WHAT TO DO:
Every line that contains the word "ylabel" should be copied out.

>>>

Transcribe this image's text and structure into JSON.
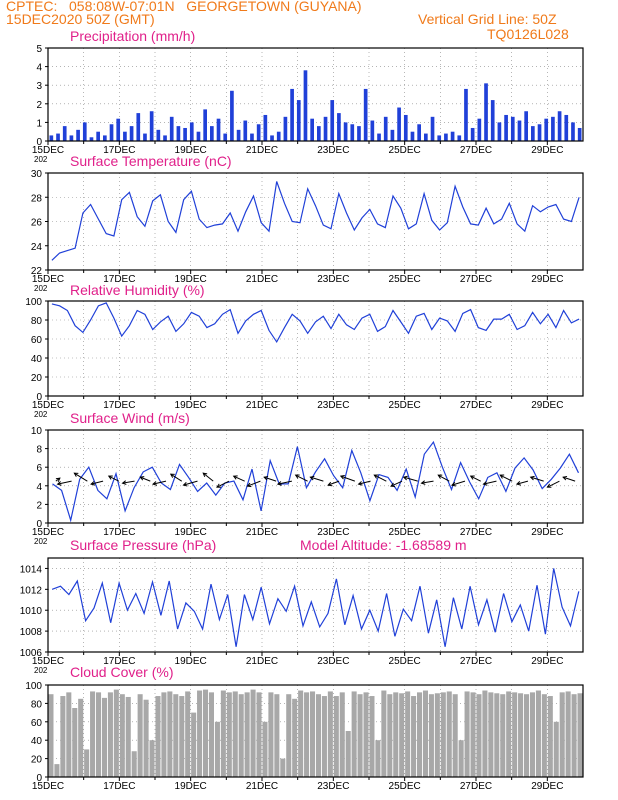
{
  "header": {
    "line1_left": "CPTEC:   058:08W-07:01N   GEORGETOWN (GUYANA)",
    "line2_left": "15DEC2020 50Z (GMT)",
    "line2_right": "Vertical Grid Line: 50Z",
    "line3_right": "TQ0126L028"
  },
  "colors": {
    "header": "#f07a1a",
    "title": "#e0208a",
    "series": "#2040d8",
    "cloud": "#a8a8a8",
    "wind": "#000000"
  },
  "x_axis": {
    "ticks": [
      "15DEC",
      "17DEC",
      "19DEC",
      "21DEC",
      "23DEC",
      "25DEC",
      "27DEC",
      "29DEC"
    ],
    "year_fragment": "202",
    "days": 15
  },
  "chart_data": [
    {
      "type": "bar",
      "title": "Precipitation (mm/h)",
      "ylim": [
        0,
        5
      ],
      "yticks": [
        "0",
        "1",
        "2",
        "3",
        "4",
        "5"
      ],
      "note": "hourly precipitation bars, 15DEC–29DEC 2020",
      "series": [
        {
          "values": [
            0.3,
            0.4,
            0.8,
            0.3,
            0.6,
            1.0,
            0.2,
            0.5,
            0.3,
            0.9,
            1.2,
            0.5,
            0.8,
            1.5,
            0.4,
            1.6,
            0.6,
            0.3,
            1.3,
            0.8,
            0.7,
            1.0,
            0.5,
            1.7,
            0.8,
            1.2,
            0.4,
            2.7,
            0.6,
            1.1,
            0.4,
            0.9,
            1.4,
            0.3,
            0.5,
            1.3,
            2.8,
            2.2,
            3.8,
            1.2,
            0.8,
            1.3,
            2.2,
            1.5,
            1.0,
            0.9,
            0.8,
            2.8,
            1.1,
            0.4,
            1.3,
            0.6,
            1.8,
            1.4,
            0.5,
            0.9,
            0.4,
            1.3,
            0.3,
            0.4,
            0.5,
            0.3,
            2.8,
            0.7,
            1.2,
            3.1,
            2.2,
            1.0,
            1.4,
            1.3,
            1.1,
            1.6,
            0.8,
            0.9,
            1.2,
            1.3,
            1.6,
            1.4,
            1.0,
            0.7
          ]
        }
      ]
    },
    {
      "type": "line",
      "title": "Surface Temperature (nC)",
      "ylim": [
        22,
        30
      ],
      "yticks": [
        "22",
        "24",
        "26",
        "28",
        "30"
      ],
      "series": [
        {
          "values": [
            22.8,
            23.4,
            23.6,
            23.8,
            26.7,
            27.4,
            26.2,
            25.0,
            24.8,
            27.8,
            28.4,
            26.4,
            25.6,
            27.7,
            28.2,
            26.0,
            25.1,
            27.8,
            28.5,
            26.2,
            25.5,
            25.7,
            25.8,
            26.7,
            25.2,
            26.8,
            28.1,
            25.9,
            25.2,
            29.3,
            27.5,
            26.0,
            25.9,
            28.7,
            27.3,
            25.7,
            25.4,
            28.3,
            26.7,
            25.3,
            26.3,
            27.0,
            25.8,
            25.5,
            28.1,
            27.1,
            25.4,
            25.8,
            28.3,
            26.1,
            25.3,
            25.9,
            28.9,
            27.2,
            25.8,
            25.7,
            27.1,
            25.8,
            26.2,
            27.5,
            25.8,
            25.2,
            27.3,
            26.8,
            27.2,
            27.4,
            26.2,
            26.0,
            28.0
          ]
        }
      ]
    },
    {
      "type": "line",
      "title": "Relative Humidity (%)",
      "ylim": [
        0,
        100
      ],
      "yticks": [
        "0",
        "20",
        "40",
        "60",
        "80",
        "100"
      ],
      "series": [
        {
          "values": [
            97,
            95,
            90,
            74,
            67,
            80,
            95,
            98,
            82,
            63,
            74,
            90,
            86,
            70,
            78,
            84,
            68,
            76,
            88,
            84,
            72,
            76,
            86,
            91,
            66,
            79,
            86,
            90,
            69,
            57,
            72,
            86,
            79,
            66,
            78,
            84,
            71,
            86,
            75,
            70,
            82,
            86,
            68,
            73,
            90,
            78,
            66,
            84,
            87,
            70,
            82,
            79,
            68,
            87,
            91,
            72,
            69,
            81,
            81,
            86,
            70,
            74,
            88,
            76,
            86,
            72,
            90,
            77,
            81
          ]
        }
      ]
    },
    {
      "type": "line",
      "title": "Surface Wind (m/s)",
      "ylim": [
        0,
        10
      ],
      "yticks": [
        "0",
        "2",
        "4",
        "6",
        "8",
        "10"
      ],
      "note": "wind speed line with direction arrows",
      "series": [
        {
          "values": [
            4.2,
            3.5,
            0.3,
            4.7,
            6.0,
            3.5,
            2.6,
            5.3,
            1.3,
            3.8,
            5.5,
            6.0,
            4.3,
            3.6,
            6.3,
            4.9,
            3.4,
            4.3,
            3.0,
            4.3,
            4.5,
            2.5,
            5.8,
            1.3,
            6.7,
            4.2,
            4.2,
            8.2,
            3.8,
            5.5,
            6.9,
            5.1,
            3.8,
            7.8,
            5.4,
            2.4,
            5.2,
            4.9,
            3.5,
            5.8,
            2.8,
            7.4,
            8.7,
            6.0,
            3.6,
            6.5,
            4.4,
            2.6,
            4.9,
            5.4,
            3.4,
            5.9,
            7.0,
            5.7,
            3.7,
            4.7,
            5.9,
            7.4,
            5.4
          ]
        }
      ],
      "wind_vectors": [
        [
          4,
          -3
        ],
        [
          -14,
          3
        ],
        [
          -13,
          -8
        ],
        [
          -12,
          3
        ],
        [
          -10,
          -5
        ],
        [
          -12,
          2
        ],
        [
          -10,
          -4
        ],
        [
          -13,
          3
        ],
        [
          -11,
          -7
        ],
        [
          -14,
          4
        ],
        [
          -10,
          -8
        ],
        [
          -12,
          6
        ],
        [
          -11,
          -5
        ],
        [
          -13,
          5
        ],
        [
          -12,
          -4
        ],
        [
          -14,
          3
        ],
        [
          -12,
          -6
        ],
        [
          -13,
          -4
        ],
        [
          -11,
          4
        ],
        [
          -14,
          -5
        ],
        [
          -12,
          3
        ],
        [
          -12,
          -6
        ],
        [
          -11,
          5
        ],
        [
          -14,
          -4
        ],
        [
          -12,
          2
        ],
        [
          -11,
          -6
        ],
        [
          -13,
          4
        ],
        [
          -10,
          -5
        ],
        [
          -13,
          3
        ],
        [
          -12,
          -6
        ],
        [
          -11,
          3
        ],
        [
          -13,
          -4
        ],
        [
          -12,
          6
        ],
        [
          -12,
          -4
        ]
      ]
    },
    {
      "type": "line",
      "title": "Surface Pressure (hPa)",
      "annotation": "Model Altitude: -1.68589 m",
      "ylim": [
        1006,
        1015
      ],
      "yticks": [
        "1006",
        "1008",
        "1010",
        "1012",
        "1014"
      ],
      "series": [
        {
          "values": [
            1012,
            1012.3,
            1011.5,
            1012.8,
            1009,
            1010.2,
            1012.6,
            1008.8,
            1012.6,
            1010,
            1011.6,
            1009.7,
            1012.7,
            1009.5,
            1012.8,
            1008.2,
            1010.7,
            1009.9,
            1008.2,
            1012.5,
            1009.1,
            1011.5,
            1006.5,
            1011.5,
            1009.1,
            1012.2,
            1008.7,
            1011.1,
            1009.9,
            1012.3,
            1008.5,
            1010.8,
            1008.4,
            1009.7,
            1013,
            1008.6,
            1011.4,
            1008.2,
            1010,
            1008,
            1011.6,
            1007.5,
            1010.1,
            1009,
            1012.3,
            1007.8,
            1011,
            1006.5,
            1011.2,
            1008.2,
            1012.3,
            1008.6,
            1011,
            1007.9,
            1011.6,
            1008.9,
            1010.5,
            1008,
            1012.4,
            1007.7,
            1014,
            1010.3,
            1008.5,
            1011.8
          ]
        }
      ]
    },
    {
      "type": "bar",
      "title": "Cloud Cover (%)",
      "ylim": [
        0,
        100
      ],
      "yticks": [
        "0",
        "20",
        "40",
        "60",
        "80",
        "100"
      ],
      "series": [
        {
          "values": [
            90,
            14,
            88,
            92,
            75,
            85,
            30,
            93,
            92,
            86,
            92,
            95,
            90,
            87,
            28,
            90,
            84,
            40,
            88,
            92,
            93,
            90,
            88,
            93,
            70,
            94,
            95,
            92,
            60,
            94,
            92,
            93,
            90,
            92,
            95,
            92,
            60,
            92,
            90,
            20,
            90,
            85,
            94,
            92,
            93,
            90,
            88,
            93,
            88,
            92,
            50,
            93,
            90,
            92,
            88,
            40,
            94,
            90,
            92,
            91,
            93,
            88,
            92,
            94,
            90,
            91,
            92,
            93,
            90,
            40,
            93,
            92,
            90,
            94,
            92,
            91,
            90,
            93,
            92,
            91,
            90,
            92,
            94,
            90,
            88,
            60,
            92,
            93,
            90,
            91
          ]
        }
      ]
    }
  ]
}
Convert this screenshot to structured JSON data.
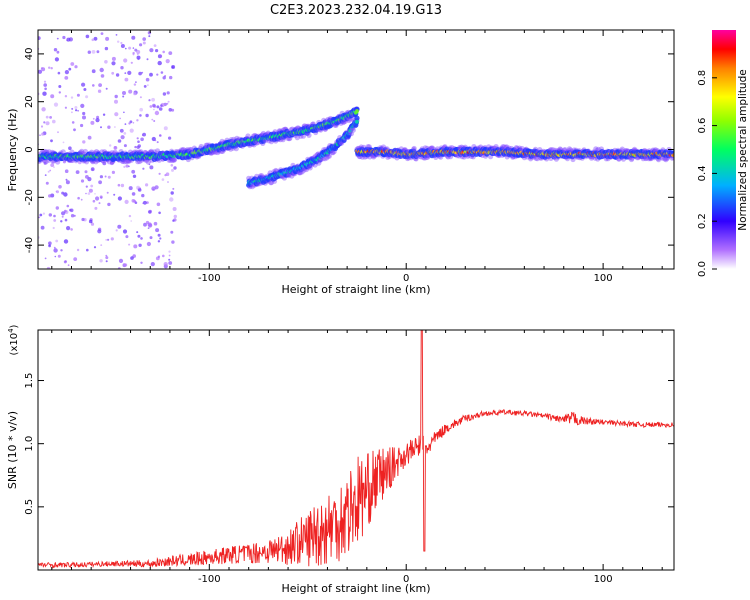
{
  "title": "C2E3.2023.232.04.19.G13",
  "chart_data": [
    {
      "type": "heatmap",
      "xlabel": "Height of straight line (km)",
      "ylabel": "Frequency (Hz)",
      "xlim": [
        -187,
        136
      ],
      "ylim": [
        -50,
        50
      ],
      "xticks": [
        -100,
        0,
        100
      ],
      "yticks": [
        -40,
        -20,
        0,
        20,
        40
      ],
      "colorbar": {
        "label": "Normalized spectral amplitude",
        "range": [
          0,
          1
        ],
        "ticks": [
          "0.0",
          "0.2",
          "0.4",
          "0.6",
          "0.8"
        ]
      },
      "ridges": [
        {
          "x": [
            -187,
            -160,
            -130,
            -110,
            -90,
            -70,
            -50,
            -35,
            -25
          ],
          "y": [
            -3,
            -3,
            -3,
            -2,
            2,
            5,
            8,
            12,
            16
          ],
          "level": 0.55
        },
        {
          "x": [
            -80,
            -70,
            -55,
            -45,
            -38,
            -30,
            -25
          ],
          "y": [
            -14,
            -12,
            -8,
            -4,
            0,
            6,
            12
          ],
          "level": 0.45
        },
        {
          "x": [
            -25,
            -10,
            0,
            20,
            50,
            70,
            100,
            136
          ],
          "y": [
            -1,
            -1,
            -2,
            -1,
            -1,
            -2,
            -2,
            -2
          ],
          "level": 0.85
        }
      ]
    },
    {
      "type": "line",
      "xlabel": "Height of straight line (km)",
      "ylabel": "SNR (10 * v/v)",
      "yunit_label": "(x10",
      "yunit_exp": "4",
      "yunit_close": ")",
      "xlim": [
        -187,
        136
      ],
      "ylim": [
        0,
        1.9
      ],
      "xticks": [
        -100,
        0,
        100
      ],
      "yticks": [
        "0.5",
        "1.0",
        "1.5"
      ],
      "series": [
        {
          "color": "#ee2222",
          "x": [
            -187,
            -170,
            -150,
            -130,
            -120,
            -110,
            -100,
            -90,
            -80,
            -70,
            -60,
            -55,
            -50,
            -45,
            -40,
            -35,
            -30,
            -25,
            -20,
            -15,
            -10,
            -5,
            0,
            5,
            8,
            10,
            15,
            20,
            30,
            40,
            50,
            60,
            70,
            80,
            85,
            90,
            100,
            110,
            120,
            136
          ],
          "y": [
            0.04,
            0.04,
            0.05,
            0.05,
            0.07,
            0.08,
            0.1,
            0.12,
            0.13,
            0.15,
            0.18,
            0.22,
            0.25,
            0.3,
            0.33,
            0.38,
            0.45,
            0.55,
            0.62,
            0.72,
            0.78,
            0.85,
            0.92,
            0.97,
            1.0,
            0.95,
            1.05,
            1.12,
            1.2,
            1.24,
            1.25,
            1.24,
            1.22,
            1.19,
            1.2,
            1.18,
            1.17,
            1.16,
            1.15,
            1.15
          ],
          "noise": [
            0.02,
            0.02,
            0.02,
            0.03,
            0.04,
            0.05,
            0.06,
            0.07,
            0.08,
            0.1,
            0.14,
            0.18,
            0.22,
            0.28,
            0.3,
            0.32,
            0.35,
            0.38,
            0.3,
            0.25,
            0.2,
            0.12,
            0.1,
            0.08,
            0.1,
            0.08,
            0.05,
            0.04,
            0.03,
            0.02,
            0.02,
            0.02,
            0.02,
            0.03,
            0.06,
            0.03,
            0.02,
            0.02,
            0.02,
            0.02
          ]
        }
      ]
    }
  ]
}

<<<

COMPLETE RESPONSE:
      "ylabel": "Frequency (Hz)",
      "ylabel": "SNR (10 * v/v)",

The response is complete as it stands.